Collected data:
----
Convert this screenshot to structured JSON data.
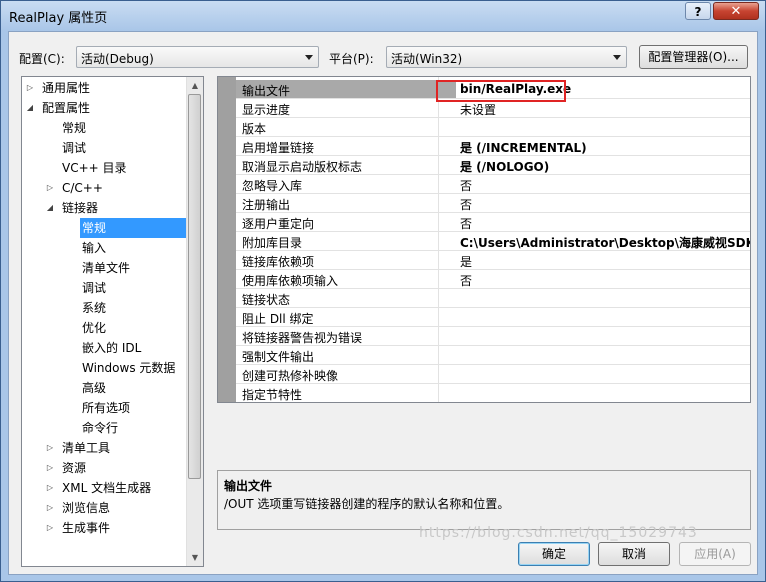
{
  "window": {
    "title": "RealPlay 属性页",
    "help_label": "?",
    "close_label": "✕"
  },
  "toolbar": {
    "config_label": "配置(C):",
    "config_value": "活动(Debug)",
    "platform_label": "平台(P):",
    "platform_value": "活动(Win32)",
    "config_manager_label": "配置管理器(O)..."
  },
  "tree": {
    "items": [
      {
        "label": "通用属性",
        "exp": "▷"
      },
      {
        "label": "配置属性",
        "exp": "◢"
      },
      {
        "label": "常规",
        "exp": ""
      },
      {
        "label": "调试",
        "exp": ""
      },
      {
        "label": "VC++ 目录",
        "exp": ""
      },
      {
        "label": "C/C++",
        "exp": "▷"
      },
      {
        "label": "链接器",
        "exp": "◢"
      },
      {
        "label": "常规",
        "exp": ""
      },
      {
        "label": "输入",
        "exp": ""
      },
      {
        "label": "清单文件",
        "exp": ""
      },
      {
        "label": "调试",
        "exp": ""
      },
      {
        "label": "系统",
        "exp": ""
      },
      {
        "label": "优化",
        "exp": ""
      },
      {
        "label": "嵌入的 IDL",
        "exp": ""
      },
      {
        "label": "Windows 元数据",
        "exp": ""
      },
      {
        "label": "高级",
        "exp": ""
      },
      {
        "label": "所有选项",
        "exp": ""
      },
      {
        "label": "命令行",
        "exp": ""
      },
      {
        "label": "清单工具",
        "exp": "▷"
      },
      {
        "label": "资源",
        "exp": "▷"
      },
      {
        "label": "XML 文档生成器",
        "exp": "▷"
      },
      {
        "label": "浏览信息",
        "exp": "▷"
      },
      {
        "label": "生成事件",
        "exp": "▷"
      }
    ],
    "scroll_up": "▲",
    "scroll_down": "▼"
  },
  "properties": {
    "rows": [
      {
        "name": "输出文件",
        "value": "bin/RealPlay.exe"
      },
      {
        "name": "显示进度",
        "value": "未设置"
      },
      {
        "name": "版本",
        "value": ""
      },
      {
        "name": "启用增量链接",
        "value": "是 (/INCREMENTAL)"
      },
      {
        "name": "取消显示启动版权标志",
        "value": "是 (/NOLOGO)"
      },
      {
        "name": "忽略导入库",
        "value": "否"
      },
      {
        "name": "注册输出",
        "value": "否"
      },
      {
        "name": "逐用户重定向",
        "value": "否"
      },
      {
        "name": "附加库目录",
        "value": "C:\\Users\\Administrator\\Desktop\\海康威视SDK\\CH-"
      },
      {
        "name": "链接库依赖项",
        "value": "是"
      },
      {
        "name": "使用库依赖项输入",
        "value": "否"
      },
      {
        "name": "链接状态",
        "value": ""
      },
      {
        "name": "阻止 Dll 绑定",
        "value": ""
      },
      {
        "name": "将链接器警告视为错误",
        "value": ""
      },
      {
        "name": "强制文件输出",
        "value": ""
      },
      {
        "name": "创建可热修补映像",
        "value": ""
      },
      {
        "name": "指定节特性",
        "value": ""
      }
    ]
  },
  "description": {
    "title": "输出文件",
    "text": "/OUT 选项重写链接器创建的程序的默认名称和位置。"
  },
  "buttons": {
    "ok": "确定",
    "cancel": "取消",
    "apply": "应用(A)"
  },
  "watermark": "https://blog.csdn.net/qq_15029743"
}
----
Leave out the pictures and reproduce the rest of the listing exactly.

## Completed task
Convert this screenshot to structured JSON data.
{
  "window": {
    "title": "RealPlay 属性页",
    "help_label": "?",
    "close_label": "✕"
  },
  "toolbar": {
    "config_label": "配置(C):",
    "config_value": "活动(Debug)",
    "platform_label": "平台(P):",
    "platform_value": "活动(Win32)",
    "config_manager_label": "配置管理器(O)..."
  },
  "tree": {
    "items": [
      {
        "label": "通用属性",
        "exp": "▷"
      },
      {
        "label": "配置属性",
        "exp": "◢"
      },
      {
        "label": "常规",
        "exp": ""
      },
      {
        "label": "调试",
        "exp": ""
      },
      {
        "label": "VC++ 目录",
        "exp": ""
      },
      {
        "label": "C/C++",
        "exp": "▷"
      },
      {
        "label": "链接器",
        "exp": "◢"
      },
      {
        "label": "常规",
        "exp": ""
      },
      {
        "label": "输入",
        "exp": ""
      },
      {
        "label": "清单文件",
        "exp": ""
      },
      {
        "label": "调试",
        "exp": ""
      },
      {
        "label": "系统",
        "exp": ""
      },
      {
        "label": "优化",
        "exp": ""
      },
      {
        "label": "嵌入的 IDL",
        "exp": ""
      },
      {
        "label": "Windows 元数据",
        "exp": ""
      },
      {
        "label": "高级",
        "exp": ""
      },
      {
        "label": "所有选项",
        "exp": ""
      },
      {
        "label": "命令行",
        "exp": ""
      },
      {
        "label": "清单工具",
        "exp": "▷"
      },
      {
        "label": "资源",
        "exp": "▷"
      },
      {
        "label": "XML 文档生成器",
        "exp": "▷"
      },
      {
        "label": "浏览信息",
        "exp": "▷"
      },
      {
        "label": "生成事件",
        "exp": "▷"
      }
    ],
    "scroll_up": "▲",
    "scroll_down": "▼"
  },
  "properties": {
    "rows": [
      {
        "name": "输出文件",
        "value": "bin/RealPlay.exe"
      },
      {
        "name": "显示进度",
        "value": "未设置"
      },
      {
        "name": "版本",
        "value": ""
      },
      {
        "name": "启用增量链接",
        "value": "是 (/INCREMENTAL)"
      },
      {
        "name": "取消显示启动版权标志",
        "value": "是 (/NOLOGO)"
      },
      {
        "name": "忽略导入库",
        "value": "否"
      },
      {
        "name": "注册输出",
        "value": "否"
      },
      {
        "name": "逐用户重定向",
        "value": "否"
      },
      {
        "name": "附加库目录",
        "value": "C:\\Users\\Administrator\\Desktop\\海康威视SDK\\CH-"
      },
      {
        "name": "链接库依赖项",
        "value": "是"
      },
      {
        "name": "使用库依赖项输入",
        "value": "否"
      },
      {
        "name": "链接状态",
        "value": ""
      },
      {
        "name": "阻止 Dll 绑定",
        "value": ""
      },
      {
        "name": "将链接器警告视为错误",
        "value": ""
      },
      {
        "name": "强制文件输出",
        "value": ""
      },
      {
        "name": "创建可热修补映像",
        "value": ""
      },
      {
        "name": "指定节特性",
        "value": ""
      }
    ]
  },
  "description": {
    "title": "输出文件",
    "text": "/OUT 选项重写链接器创建的程序的默认名称和位置。"
  },
  "buttons": {
    "ok": "确定",
    "cancel": "取消",
    "apply": "应用(A)"
  },
  "watermark": "https://blog.csdn.net/qq_15029743"
}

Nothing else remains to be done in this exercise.